** start Material provided **

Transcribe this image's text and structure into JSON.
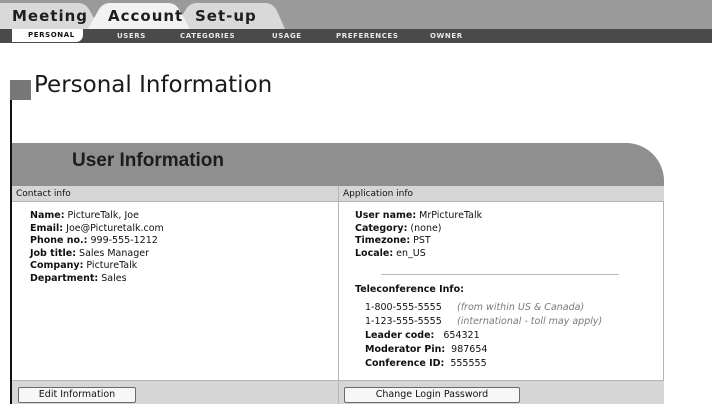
{
  "tabs": [
    {
      "label": "Meeting"
    },
    {
      "label": "Account"
    },
    {
      "label": "Set-up"
    }
  ],
  "subnav": [
    {
      "label": "PERSONAL",
      "active": true
    },
    {
      "label": "USERS"
    },
    {
      "label": "CATEGORIES"
    },
    {
      "label": "USAGE"
    },
    {
      "label": "PREFERENCES"
    },
    {
      "label": "OWNER"
    }
  ],
  "page": {
    "title": "Personal Information"
  },
  "panel": {
    "title": "User Information",
    "contact": {
      "heading": "Contact info",
      "name_label": "Name:",
      "name": "PictureTalk, Joe",
      "email_label": "Email:",
      "email": "Joe@Picturetalk.com",
      "phone_label": "Phone no.:",
      "phone": "999-555-1212",
      "job_label": "Job title:",
      "job": "Sales Manager",
      "company_label": "Company:",
      "company": "PictureTalk",
      "dept_label": "Department:",
      "dept": "Sales",
      "edit_button": "Edit Information"
    },
    "application": {
      "heading": "Application info",
      "username_label": "User name:",
      "username": "MrPictureTalk",
      "category_label": "Category:",
      "category": "(none)",
      "timezone_label": "Timezone:",
      "timezone": "PST",
      "locale_label": "Locale:",
      "locale": "en_US",
      "tele_heading": "Teleconference Info:",
      "phone1": "1-800-555-5555",
      "phone1_note": "(from within US & Canada)",
      "phone2": "1-123-555-5555",
      "phone2_note": "(international - toll may apply)",
      "leader_label": "Leader code:",
      "leader": "654321",
      "moderator_label": "Moderator Pin:",
      "moderator": "987654",
      "conference_label": "Conference ID:",
      "conference": "555555",
      "password_button": "Change Login Password"
    }
  },
  "colors": {
    "topbar": "#9a9a9a",
    "tab": "#d9d9d9",
    "tab_active": "#f2f2f2",
    "subnav": "#4a4a4a",
    "panel_header": "#8f8f8f",
    "column_header": "#d6d6d6"
  }
}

** end Material provided **

Given exercise. Output the entries above exactly. Drop the pictures.

Answer below.
Transcribe this image's text and structure into JSON.
{
  "tabs": [
    {
      "label": "Meeting"
    },
    {
      "label": "Account"
    },
    {
      "label": "Set-up"
    }
  ],
  "subnav": [
    {
      "label": "PERSONAL",
      "active": true
    },
    {
      "label": "USERS"
    },
    {
      "label": "CATEGORIES"
    },
    {
      "label": "USAGE"
    },
    {
      "label": "PREFERENCES"
    },
    {
      "label": "OWNER"
    }
  ],
  "page": {
    "title": "Personal Information"
  },
  "panel": {
    "title": "User Information",
    "contact": {
      "heading": "Contact info",
      "name_label": "Name:",
      "name": "PictureTalk, Joe",
      "email_label": "Email:",
      "email": "Joe@Picturetalk.com",
      "phone_label": "Phone no.:",
      "phone": "999-555-1212",
      "job_label": "Job title:",
      "job": "Sales Manager",
      "company_label": "Company:",
      "company": "PictureTalk",
      "dept_label": "Department:",
      "dept": "Sales",
      "edit_button": "Edit Information"
    },
    "application": {
      "heading": "Application info",
      "username_label": "User name:",
      "username": "MrPictureTalk",
      "category_label": "Category:",
      "category": "(none)",
      "timezone_label": "Timezone:",
      "timezone": "PST",
      "locale_label": "Locale:",
      "locale": "en_US",
      "tele_heading": "Teleconference Info:",
      "phone1": "1-800-555-5555",
      "phone1_note": "(from within US & Canada)",
      "phone2": "1-123-555-5555",
      "phone2_note": "(international - toll may apply)",
      "leader_label": "Leader code:",
      "leader": "654321",
      "moderator_label": "Moderator Pin:",
      "moderator": "987654",
      "conference_label": "Conference ID:",
      "conference": "555555",
      "password_button": "Change Login Password"
    }
  },
  "colors": {
    "topbar": "#9a9a9a",
    "tab": "#d9d9d9",
    "tab_active": "#f2f2f2",
    "subnav": "#4a4a4a",
    "panel_header": "#8f8f8f",
    "column_header": "#d6d6d6"
  }
}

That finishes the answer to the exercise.